• [THE REQUEST] Transcribe all the entries word for word, but omit the images.

▬▬▬▬▬▬

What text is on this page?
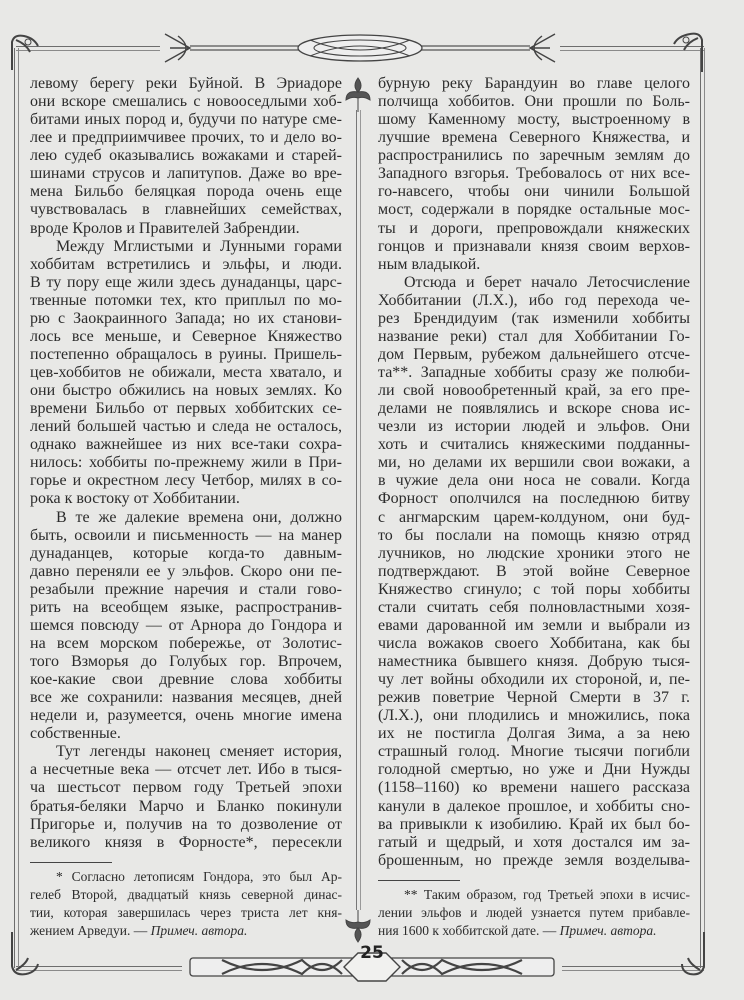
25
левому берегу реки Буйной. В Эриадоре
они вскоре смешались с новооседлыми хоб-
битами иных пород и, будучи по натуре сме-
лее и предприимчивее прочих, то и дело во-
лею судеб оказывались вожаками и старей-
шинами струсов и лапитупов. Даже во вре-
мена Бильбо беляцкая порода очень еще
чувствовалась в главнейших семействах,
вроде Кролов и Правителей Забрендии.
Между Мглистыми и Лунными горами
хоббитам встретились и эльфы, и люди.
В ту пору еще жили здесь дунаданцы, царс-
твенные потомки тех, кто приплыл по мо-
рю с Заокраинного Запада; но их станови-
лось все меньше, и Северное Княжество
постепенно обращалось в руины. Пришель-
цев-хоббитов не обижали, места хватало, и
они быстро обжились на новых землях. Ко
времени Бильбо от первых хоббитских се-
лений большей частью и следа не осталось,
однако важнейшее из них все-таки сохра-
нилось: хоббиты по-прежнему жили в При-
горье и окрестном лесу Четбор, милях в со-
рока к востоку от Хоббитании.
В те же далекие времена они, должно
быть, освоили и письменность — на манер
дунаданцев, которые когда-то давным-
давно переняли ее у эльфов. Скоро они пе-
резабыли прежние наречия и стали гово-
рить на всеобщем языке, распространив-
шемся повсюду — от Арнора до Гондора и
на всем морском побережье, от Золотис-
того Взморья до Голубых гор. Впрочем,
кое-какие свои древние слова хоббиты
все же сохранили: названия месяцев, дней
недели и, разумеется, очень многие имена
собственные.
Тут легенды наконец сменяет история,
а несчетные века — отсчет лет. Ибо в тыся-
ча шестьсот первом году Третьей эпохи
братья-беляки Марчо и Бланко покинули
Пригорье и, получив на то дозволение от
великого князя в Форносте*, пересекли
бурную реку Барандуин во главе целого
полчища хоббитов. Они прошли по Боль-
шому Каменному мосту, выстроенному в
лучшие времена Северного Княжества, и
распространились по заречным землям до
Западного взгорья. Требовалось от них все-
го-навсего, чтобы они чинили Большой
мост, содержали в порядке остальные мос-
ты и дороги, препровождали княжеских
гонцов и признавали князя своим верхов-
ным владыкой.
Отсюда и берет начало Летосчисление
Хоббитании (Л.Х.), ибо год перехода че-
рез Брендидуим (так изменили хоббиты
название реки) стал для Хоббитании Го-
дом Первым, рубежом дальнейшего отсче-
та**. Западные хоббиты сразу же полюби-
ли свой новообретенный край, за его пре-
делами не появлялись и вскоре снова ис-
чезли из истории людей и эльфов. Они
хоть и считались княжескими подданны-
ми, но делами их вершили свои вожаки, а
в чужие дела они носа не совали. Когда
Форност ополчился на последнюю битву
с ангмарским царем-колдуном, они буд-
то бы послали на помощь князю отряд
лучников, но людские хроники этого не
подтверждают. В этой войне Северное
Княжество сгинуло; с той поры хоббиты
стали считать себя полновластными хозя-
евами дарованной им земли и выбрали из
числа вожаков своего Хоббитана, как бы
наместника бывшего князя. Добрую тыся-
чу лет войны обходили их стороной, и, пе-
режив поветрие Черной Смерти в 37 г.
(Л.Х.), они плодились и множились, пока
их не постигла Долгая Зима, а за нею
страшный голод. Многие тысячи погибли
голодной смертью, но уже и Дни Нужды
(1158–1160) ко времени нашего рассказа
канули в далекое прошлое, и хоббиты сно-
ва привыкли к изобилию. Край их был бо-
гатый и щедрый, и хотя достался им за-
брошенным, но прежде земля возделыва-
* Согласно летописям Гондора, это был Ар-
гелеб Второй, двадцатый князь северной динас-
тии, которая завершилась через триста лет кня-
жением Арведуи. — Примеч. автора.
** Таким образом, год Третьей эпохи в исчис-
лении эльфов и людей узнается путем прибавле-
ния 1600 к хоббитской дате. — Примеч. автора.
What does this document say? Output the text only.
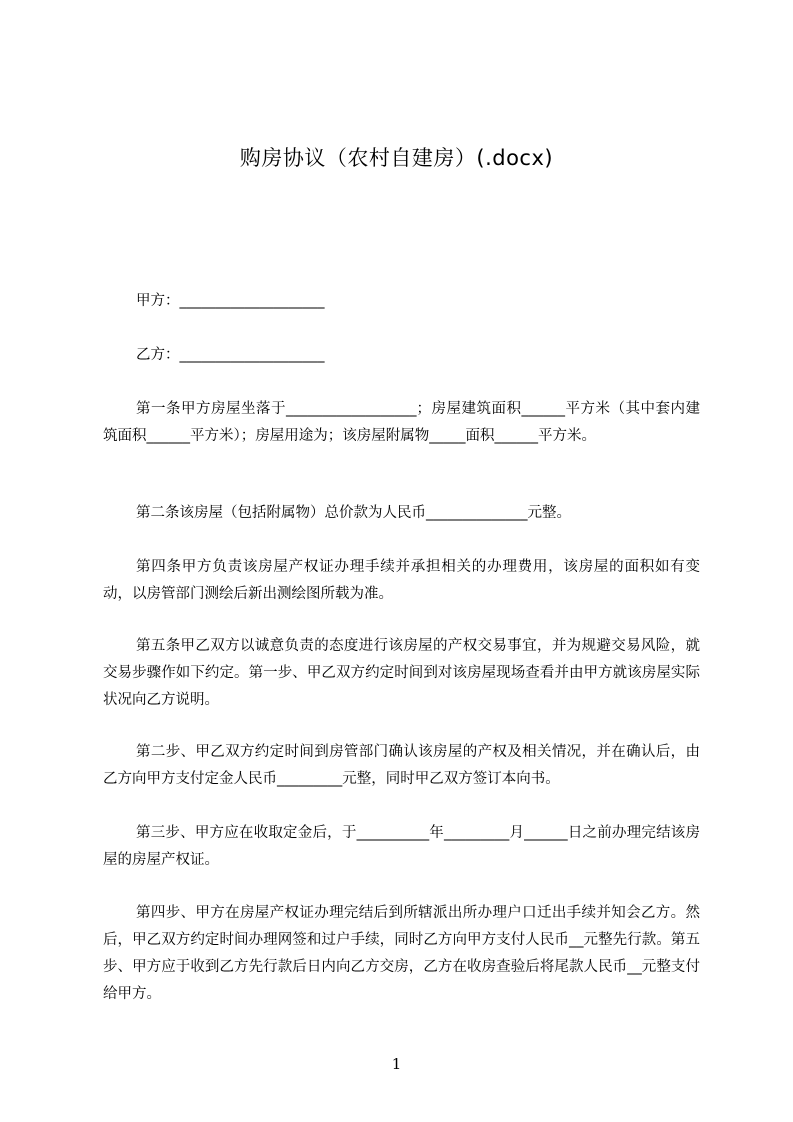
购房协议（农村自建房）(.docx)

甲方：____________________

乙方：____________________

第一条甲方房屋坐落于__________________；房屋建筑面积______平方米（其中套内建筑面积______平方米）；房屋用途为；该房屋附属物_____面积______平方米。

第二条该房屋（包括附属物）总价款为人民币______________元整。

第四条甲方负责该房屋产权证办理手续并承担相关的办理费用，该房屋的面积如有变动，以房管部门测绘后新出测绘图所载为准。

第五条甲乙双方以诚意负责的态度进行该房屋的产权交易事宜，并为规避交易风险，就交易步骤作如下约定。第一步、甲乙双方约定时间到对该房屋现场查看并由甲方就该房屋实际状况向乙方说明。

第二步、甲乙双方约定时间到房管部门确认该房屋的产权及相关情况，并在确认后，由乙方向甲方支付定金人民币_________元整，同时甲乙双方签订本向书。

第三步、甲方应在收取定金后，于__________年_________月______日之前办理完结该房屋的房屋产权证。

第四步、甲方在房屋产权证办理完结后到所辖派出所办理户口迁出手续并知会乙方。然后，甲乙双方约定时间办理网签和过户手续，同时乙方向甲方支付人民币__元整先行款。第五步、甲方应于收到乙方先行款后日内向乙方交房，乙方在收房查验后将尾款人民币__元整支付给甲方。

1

▬▬▬▬▬▬

• [OUTPUT OF THE EXERCISE]
What text is on this page?
25
левому берегу реки Буйной. В Эриадоре
они вскоре смешались с новооседлыми хоб-
битами иных пород и, будучи по натуре сме-
лее и предприимчивее прочих, то и дело во-
лею судеб оказывались вожаками и старей-
шинами струсов и лапитупов. Даже во вре-
мена Бильбо беляцкая порода очень еще
чувствовалась в главнейших семействах,
вроде Кролов и Правителей Забрендии.
Между Мглистыми и Лунными горами
хоббитам встретились и эльфы, и люди.
В ту пору еще жили здесь дунаданцы, царс-
твенные потомки тех, кто приплыл по мо-
рю с Заокраинного Запада; но их станови-
лось все меньше, и Северное Княжество
постепенно обращалось в руины. Пришель-
цев-хоббитов не обижали, места хватало, и
они быстро обжились на новых землях. Ко
времени Бильбо от первых хоббитских се-
лений большей частью и следа не осталось,
однако важнейшее из них все-таки сохра-
нилось: хоббиты по-прежнему жили в При-
горье и окрестном лесу Четбор, милях в со-
рока к востоку от Хоббитании.
В те же далекие времена они, должно
быть, освоили и письменность — на манер
дунаданцев, которые когда-то давным-
давно переняли ее у эльфов. Скоро они пе-
резабыли прежние наречия и стали гово-
рить на всеобщем языке, распространив-
шемся повсюду — от Арнора до Гондора и
на всем морском побережье, от Золотис-
того Взморья до Голубых гор. Впрочем,
кое-какие свои древние слова хоббиты
все же сохранили: названия месяцев, дней
недели и, разумеется, очень многие имена
собственные.
Тут легенды наконец сменяет история,
а несчетные века — отсчет лет. Ибо в тыся-
ча шестьсот первом году Третьей эпохи
братья-беляки Марчо и Бланко покинули
Пригорье и, получив на то дозволение от
великого князя в Форносте*, пересекли
бурную реку Барандуин во главе целого
полчища хоббитов. Они прошли по Боль-
шому Каменному мосту, выстроенному в
лучшие времена Северного Княжества, и
распространились по заречным землям до
Западного взгорья. Требовалось от них все-
го-навсего, чтобы они чинили Большой
мост, содержали в порядке остальные мос-
ты и дороги, препровождали княжеских
гонцов и признавали князя своим верхов-
ным владыкой.
Отсюда и берет начало Летосчисление
Хоббитании (Л.Х.), ибо год перехода че-
рез Брендидуим (так изменили хоббиты
название реки) стал для Хоббитании Го-
дом Первым, рубежом дальнейшего отсче-
та**. Западные хоббиты сразу же полюби-
ли свой новообретенный край, за его пре-
делами не появлялись и вскоре снова ис-
чезли из истории людей и эльфов. Они
хоть и считались княжескими подданны-
ми, но делами их вершили свои вожаки, а
в чужие дела они носа не совали. Когда
Форност ополчился на последнюю битву
с ангмарским царем-колдуном, они буд-
то бы послали на помощь князю отряд
лучников, но людские хроники этого не
подтверждают. В этой войне Северное
Княжество сгинуло; с той поры хоббиты
стали считать себя полновластными хозя-
евами дарованной им земли и выбрали из
числа вожаков своего Хоббитана, как бы
наместника бывшего князя. Добрую тыся-
чу лет войны обходили их стороной, и, пе-
режив поветрие Черной Смерти в 37 г.
(Л.Х.), они плодились и множились, пока
их не постигла Долгая Зима, а за нею
страшный голод. Многие тысячи погибли
голодной смертью, но уже и Дни Нужды
(1158–1160) ко времени нашего рассказа
канули в далекое прошлое, и хоббиты сно-
ва привыкли к изобилию. Край их был бо-
гатый и щедрый, и хотя достался им за-
брошенным, но прежде земля возделыва-
* Согласно летописям Гондора, это был Ар-
гелеб Второй, двадцатый князь северной динас-
тии, которая завершилась через триста лет кня-
жением Арведуи. — Примеч. автора.
** Таким образом, год Третьей эпохи в исчис-
лении эльфов и людей узнается путем прибавле-
ния 1600 к хоббитской дате. — Примеч. автора.
What does this document say? Output the text only.
购房协议（农村自建房）(.docx)

甲方：____________________

乙方：____________________

第一条甲方房屋坐落于__________________；房屋建筑面积______平方米（其中套内建筑面积______平方米）；房屋用途为；该房屋附属物_____面积______平方米。

第二条该房屋（包括附属物）总价款为人民币______________元整。

第四条甲方负责该房屋产权证办理手续并承担相关的办理费用，该房屋的面积如有变动，以房管部门测绘后新出测绘图所载为准。

第五条甲乙双方以诚意负责的态度进行该房屋的产权交易事宜，并为规避交易风险，就交易步骤作如下约定。第一步、甲乙双方约定时间到对该房屋现场查看并由甲方就该房屋实际状况向乙方说明。

第二步、甲乙双方约定时间到房管部门确认该房屋的产权及相关情况，并在确认后，由乙方向甲方支付定金人民币_________元整，同时甲乙双方签订本向书。

第三步、甲方应在收取定金后，于__________年_________月______日之前办理完结该房屋的房屋产权证。

第四步、甲方在房屋产权证办理完结后到所辖派出所办理户口迁出手续并知会乙方。然后，甲乙双方约定时间办理网签和过户手续，同时乙方向甲方支付人民币__元整先行款。第五步、甲方应于收到乙方先行款后日内向乙方交房，乙方在收房查验后将尾款人民币__元整支付给甲方。

1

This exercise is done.